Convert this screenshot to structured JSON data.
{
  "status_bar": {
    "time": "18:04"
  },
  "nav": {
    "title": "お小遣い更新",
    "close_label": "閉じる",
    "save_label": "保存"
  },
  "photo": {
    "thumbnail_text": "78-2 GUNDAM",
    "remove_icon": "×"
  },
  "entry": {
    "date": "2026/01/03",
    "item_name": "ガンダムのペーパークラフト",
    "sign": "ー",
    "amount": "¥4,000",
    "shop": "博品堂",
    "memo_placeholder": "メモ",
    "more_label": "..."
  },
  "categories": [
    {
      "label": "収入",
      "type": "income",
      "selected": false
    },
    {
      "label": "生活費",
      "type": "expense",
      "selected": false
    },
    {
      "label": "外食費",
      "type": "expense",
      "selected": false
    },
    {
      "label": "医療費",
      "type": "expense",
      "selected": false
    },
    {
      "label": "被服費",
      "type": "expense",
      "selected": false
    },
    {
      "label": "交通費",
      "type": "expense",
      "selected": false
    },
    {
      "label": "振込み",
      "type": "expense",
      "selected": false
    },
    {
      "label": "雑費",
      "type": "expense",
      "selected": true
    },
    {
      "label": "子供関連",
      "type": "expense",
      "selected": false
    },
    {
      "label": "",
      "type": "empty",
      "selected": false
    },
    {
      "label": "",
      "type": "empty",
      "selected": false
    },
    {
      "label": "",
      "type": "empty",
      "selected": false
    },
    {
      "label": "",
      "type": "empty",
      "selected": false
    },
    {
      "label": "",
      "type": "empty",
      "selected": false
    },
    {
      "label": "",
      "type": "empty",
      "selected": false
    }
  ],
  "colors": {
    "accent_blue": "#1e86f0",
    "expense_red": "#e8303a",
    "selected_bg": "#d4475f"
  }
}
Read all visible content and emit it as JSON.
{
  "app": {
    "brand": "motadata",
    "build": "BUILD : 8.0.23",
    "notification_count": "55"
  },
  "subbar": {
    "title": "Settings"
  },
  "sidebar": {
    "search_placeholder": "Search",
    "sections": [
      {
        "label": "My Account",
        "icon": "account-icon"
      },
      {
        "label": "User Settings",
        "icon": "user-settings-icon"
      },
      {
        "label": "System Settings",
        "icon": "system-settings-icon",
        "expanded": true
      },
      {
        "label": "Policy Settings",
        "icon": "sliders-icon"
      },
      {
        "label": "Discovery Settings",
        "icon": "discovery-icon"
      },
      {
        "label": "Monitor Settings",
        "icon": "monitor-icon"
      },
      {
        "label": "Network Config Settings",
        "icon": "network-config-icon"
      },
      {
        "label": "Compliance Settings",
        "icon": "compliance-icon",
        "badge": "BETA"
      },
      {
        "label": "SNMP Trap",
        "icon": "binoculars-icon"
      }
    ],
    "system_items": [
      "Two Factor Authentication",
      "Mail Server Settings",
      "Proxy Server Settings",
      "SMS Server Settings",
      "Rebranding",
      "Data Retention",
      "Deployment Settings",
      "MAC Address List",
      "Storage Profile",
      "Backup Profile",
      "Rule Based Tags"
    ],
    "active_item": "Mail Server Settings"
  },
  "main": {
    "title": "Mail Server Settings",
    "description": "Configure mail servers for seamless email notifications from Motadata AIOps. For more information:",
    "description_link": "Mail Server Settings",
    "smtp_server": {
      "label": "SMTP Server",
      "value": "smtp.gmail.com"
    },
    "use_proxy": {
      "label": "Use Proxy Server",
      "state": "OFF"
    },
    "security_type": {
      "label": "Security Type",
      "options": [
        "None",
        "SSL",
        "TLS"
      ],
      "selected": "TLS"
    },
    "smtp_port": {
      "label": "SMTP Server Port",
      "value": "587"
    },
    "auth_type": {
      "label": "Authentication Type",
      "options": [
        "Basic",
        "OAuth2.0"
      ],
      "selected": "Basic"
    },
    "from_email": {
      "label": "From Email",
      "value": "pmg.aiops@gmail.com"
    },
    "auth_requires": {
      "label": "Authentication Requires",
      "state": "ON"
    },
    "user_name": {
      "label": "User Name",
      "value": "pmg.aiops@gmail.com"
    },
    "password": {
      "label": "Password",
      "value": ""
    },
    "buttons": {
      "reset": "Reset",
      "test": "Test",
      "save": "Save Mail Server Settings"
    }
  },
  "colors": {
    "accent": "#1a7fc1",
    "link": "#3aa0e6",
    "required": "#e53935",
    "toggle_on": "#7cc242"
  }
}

EXERCISE DESCRIPTION: Take the entries above and copy them out exactly.

WRITTEN ANSWER:
Convert this screenshot to structured JSON data.
{
  "status_bar": {
    "time": "18:04"
  },
  "nav": {
    "title": "お小遣い更新",
    "close_label": "閉じる",
    "save_label": "保存"
  },
  "photo": {
    "thumbnail_text": "78-2 GUNDAM",
    "remove_icon": "×"
  },
  "entry": {
    "date": "2026/01/03",
    "item_name": "ガンダムのペーパークラフト",
    "sign": "ー",
    "amount": "¥4,000",
    "shop": "博品堂",
    "memo_placeholder": "メモ",
    "more_label": "..."
  },
  "categories": [
    {
      "label": "収入",
      "type": "income",
      "selected": false
    },
    {
      "label": "生活費",
      "type": "expense",
      "selected": false
    },
    {
      "label": "外食費",
      "type": "expense",
      "selected": false
    },
    {
      "label": "医療費",
      "type": "expense",
      "selected": false
    },
    {
      "label": "被服費",
      "type": "expense",
      "selected": false
    },
    {
      "label": "交通費",
      "type": "expense",
      "selected": false
    },
    {
      "label": "振込み",
      "type": "expense",
      "selected": false
    },
    {
      "label": "雑費",
      "type": "expense",
      "selected": true
    },
    {
      "label": "子供関連",
      "type": "expense",
      "selected": false
    },
    {
      "label": "",
      "type": "empty",
      "selected": false
    },
    {
      "label": "",
      "type": "empty",
      "selected": false
    },
    {
      "label": "",
      "type": "empty",
      "selected": false
    },
    {
      "label": "",
      "type": "empty",
      "selected": false
    },
    {
      "label": "",
      "type": "empty",
      "selected": false
    },
    {
      "label": "",
      "type": "empty",
      "selected": false
    }
  ],
  "colors": {
    "accent_blue": "#1e86f0",
    "expense_red": "#e8303a",
    "selected_bg": "#d4475f"
  }
}
Read all visible content and emit it as JSON.
{
  "app": {
    "brand": "motadata",
    "build": "BUILD : 8.0.23",
    "notification_count": "55"
  },
  "subbar": {
    "title": "Settings"
  },
  "sidebar": {
    "search_placeholder": "Search",
    "sections": [
      {
        "label": "My Account",
        "icon": "account-icon"
      },
      {
        "label": "User Settings",
        "icon": "user-settings-icon"
      },
      {
        "label": "System Settings",
        "icon": "system-settings-icon",
        "expanded": true
      },
      {
        "label": "Policy Settings",
        "icon": "sliders-icon"
      },
      {
        "label": "Discovery Settings",
        "icon": "discovery-icon"
      },
      {
        "label": "Monitor Settings",
        "icon": "monitor-icon"
      },
      {
        "label": "Network Config Settings",
        "icon": "network-config-icon"
      },
      {
        "label": "Compliance Settings",
        "icon": "compliance-icon",
        "badge": "BETA"
      },
      {
        "label": "SNMP Trap",
        "icon": "binoculars-icon"
      }
    ],
    "system_items": [
      "Two Factor Authentication",
      "Mail Server Settings",
      "Proxy Server Settings",
      "SMS Server Settings",
      "Rebranding",
      "Data Retention",
      "Deployment Settings",
      "MAC Address List",
      "Storage Profile",
      "Backup Profile",
      "Rule Based Tags"
    ],
    "active_item": "Mail Server Settings"
  },
  "main": {
    "title": "Mail Server Settings",
    "description": "Configure mail servers for seamless email notifications from Motadata AIOps. For more information:",
    "description_link": "Mail Server Settings",
    "smtp_server": {
      "label": "SMTP Server",
      "value": "smtp.gmail.com"
    },
    "use_proxy": {
      "label": "Use Proxy Server",
      "state": "OFF"
    },
    "security_type": {
      "label": "Security Type",
      "options": [
        "None",
        "SSL",
        "TLS"
      ],
      "selected": "TLS"
    },
    "smtp_port": {
      "label": "SMTP Server Port",
      "value": "587"
    },
    "auth_type": {
      "label": "Authentication Type",
      "options": [
        "Basic",
        "OAuth2.0"
      ],
      "selected": "Basic"
    },
    "from_email": {
      "label": "From Email",
      "value": "pmg.aiops@gmail.com"
    },
    "auth_requires": {
      "label": "Authentication Requires",
      "state": "ON"
    },
    "user_name": {
      "label": "User Name",
      "value": "pmg.aiops@gmail.com"
    },
    "password": {
      "label": "Password",
      "value": ""
    },
    "buttons": {
      "reset": "Reset",
      "test": "Test",
      "save": "Save Mail Server Settings"
    }
  },
  "colors": {
    "accent": "#1a7fc1",
    "link": "#3aa0e6",
    "required": "#e53935",
    "toggle_on": "#7cc242"
  }
}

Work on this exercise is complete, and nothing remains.